### ASSIGNMENT
Answer these questions from the page on missing ban data below:
1. According to the page, why do players sometimes skip a ban?
2. Which column was picked for the missingness analysis, and why?
3. What p-value was found for ban5 and gameid?

### PAGE EXTRACT
——

Additionally, players sometimes forgo a ban because they see it as an opportunity to improve. Forcing oneself to go against some of the most powerful champions in the game can help players to learn how to counter such champions and improve.

Finally, there may be some misreports. Consider the match below:

league gameid teamname ban1 ban2 ban3 ban4 ban5 win champion num_top_banned top_ban_present
LPL 8473-8473_game_1 JD Gaming NaN NaN NaN NaN NaN False [Gragas, Viego, Viktor, Zeri, Leona] 0 1
LPL 8473-8473_game_1 Top Esports NaN NaN NaN NaN NaN True [Gnar, Lee Sin, Vex, Draven, Nautilus] 0 1

At first glance, it may appear no one on either team banned a champion. If we take a look at the recording, we can see that the teams did ban champions. Even though this occurrence would be a case of MCAR, it appears that the majority of the bans were correctly reported. As a result, we can conclude that the missing values in the ban columns are missing by design. When a player chooses not to ban a champion, there is no banned champion to report, so the data is missing.

Missingness Dependency

Although we have concluded that our data is missing by design, running analysis to see if the missigness is dependent on other columns can still prove valuable. Since ban5 contains the most missing values, we will perform our analysis on this column. We will run permutation tests to see ban5 is missing depending on both gameid and ban1.

ban5 and gameid

Null Hypothesis: The distribution of gameid when ban5 is missing is about the same as the distribution of the gameid when ban5 is not missing
Alternative Hypothesis: The distribution of gameid when ban5 is missing is different than the distribution of the gameid when ban5 is not missing
Test statistic: TVD between gameid and ban5, since gameid is categorical

We calculate a p-value of 0.0308. Since this is less than our significance level of .05, we reject the null, and conclude that the missingness of ban5 is dependent on gameid. Essentially, whether or not a team forgoes their last ban is dependent on the game.

——

### DATA EXTRACT
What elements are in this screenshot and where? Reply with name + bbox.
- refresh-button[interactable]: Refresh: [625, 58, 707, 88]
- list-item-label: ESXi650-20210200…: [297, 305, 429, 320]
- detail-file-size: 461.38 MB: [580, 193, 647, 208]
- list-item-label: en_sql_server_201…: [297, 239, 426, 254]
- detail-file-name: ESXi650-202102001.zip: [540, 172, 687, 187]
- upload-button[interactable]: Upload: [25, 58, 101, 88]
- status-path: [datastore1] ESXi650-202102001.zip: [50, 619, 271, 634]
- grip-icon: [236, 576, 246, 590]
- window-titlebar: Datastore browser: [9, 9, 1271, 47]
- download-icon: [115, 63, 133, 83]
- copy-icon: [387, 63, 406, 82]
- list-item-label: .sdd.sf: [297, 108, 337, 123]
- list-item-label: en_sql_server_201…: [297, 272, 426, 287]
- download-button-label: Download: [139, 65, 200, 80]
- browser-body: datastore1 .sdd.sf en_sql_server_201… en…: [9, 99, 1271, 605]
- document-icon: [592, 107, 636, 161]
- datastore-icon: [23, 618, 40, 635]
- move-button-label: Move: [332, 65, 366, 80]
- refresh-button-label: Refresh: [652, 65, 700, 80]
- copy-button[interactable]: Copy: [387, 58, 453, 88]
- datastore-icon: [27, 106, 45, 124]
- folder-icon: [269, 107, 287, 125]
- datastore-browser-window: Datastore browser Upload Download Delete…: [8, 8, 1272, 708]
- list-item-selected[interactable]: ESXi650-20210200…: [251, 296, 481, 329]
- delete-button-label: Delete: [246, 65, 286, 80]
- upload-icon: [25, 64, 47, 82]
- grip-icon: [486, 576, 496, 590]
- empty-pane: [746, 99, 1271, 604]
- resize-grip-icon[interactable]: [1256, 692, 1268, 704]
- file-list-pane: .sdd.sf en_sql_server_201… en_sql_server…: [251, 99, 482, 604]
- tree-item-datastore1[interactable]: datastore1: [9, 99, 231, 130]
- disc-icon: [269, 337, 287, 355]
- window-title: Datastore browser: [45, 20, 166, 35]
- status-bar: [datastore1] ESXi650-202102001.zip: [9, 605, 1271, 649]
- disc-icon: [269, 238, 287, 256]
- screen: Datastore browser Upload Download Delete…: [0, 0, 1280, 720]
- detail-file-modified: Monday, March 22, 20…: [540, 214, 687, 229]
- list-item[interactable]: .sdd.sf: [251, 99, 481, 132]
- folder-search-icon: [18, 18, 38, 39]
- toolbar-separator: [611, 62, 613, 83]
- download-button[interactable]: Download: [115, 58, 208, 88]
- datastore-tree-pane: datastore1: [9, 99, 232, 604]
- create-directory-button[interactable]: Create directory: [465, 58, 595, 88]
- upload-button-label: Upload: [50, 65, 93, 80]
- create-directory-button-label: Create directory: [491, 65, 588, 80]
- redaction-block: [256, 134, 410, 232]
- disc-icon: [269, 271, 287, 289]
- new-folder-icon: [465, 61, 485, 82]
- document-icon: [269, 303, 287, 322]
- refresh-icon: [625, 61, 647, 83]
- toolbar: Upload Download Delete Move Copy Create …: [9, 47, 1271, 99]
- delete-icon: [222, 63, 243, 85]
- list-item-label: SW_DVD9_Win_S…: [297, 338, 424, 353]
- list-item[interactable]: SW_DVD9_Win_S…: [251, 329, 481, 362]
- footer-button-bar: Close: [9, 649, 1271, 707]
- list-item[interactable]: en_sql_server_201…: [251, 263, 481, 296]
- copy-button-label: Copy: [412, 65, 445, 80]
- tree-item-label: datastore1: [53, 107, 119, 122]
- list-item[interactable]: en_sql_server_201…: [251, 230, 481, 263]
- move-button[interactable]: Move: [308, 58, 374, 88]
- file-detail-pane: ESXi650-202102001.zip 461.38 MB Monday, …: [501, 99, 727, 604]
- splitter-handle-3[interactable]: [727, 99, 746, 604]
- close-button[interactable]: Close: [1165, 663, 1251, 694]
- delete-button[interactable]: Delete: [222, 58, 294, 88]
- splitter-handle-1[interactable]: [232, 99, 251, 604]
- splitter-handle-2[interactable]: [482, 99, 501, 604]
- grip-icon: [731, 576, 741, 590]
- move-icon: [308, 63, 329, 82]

——

### OUTPUT FOR THIS TASK
1. They see it as a chance to improve. Facing some of the strongest champions in the game helps them learn how to counter those champions.
2. ban5, because it has the most missing values.
3. 0.0308.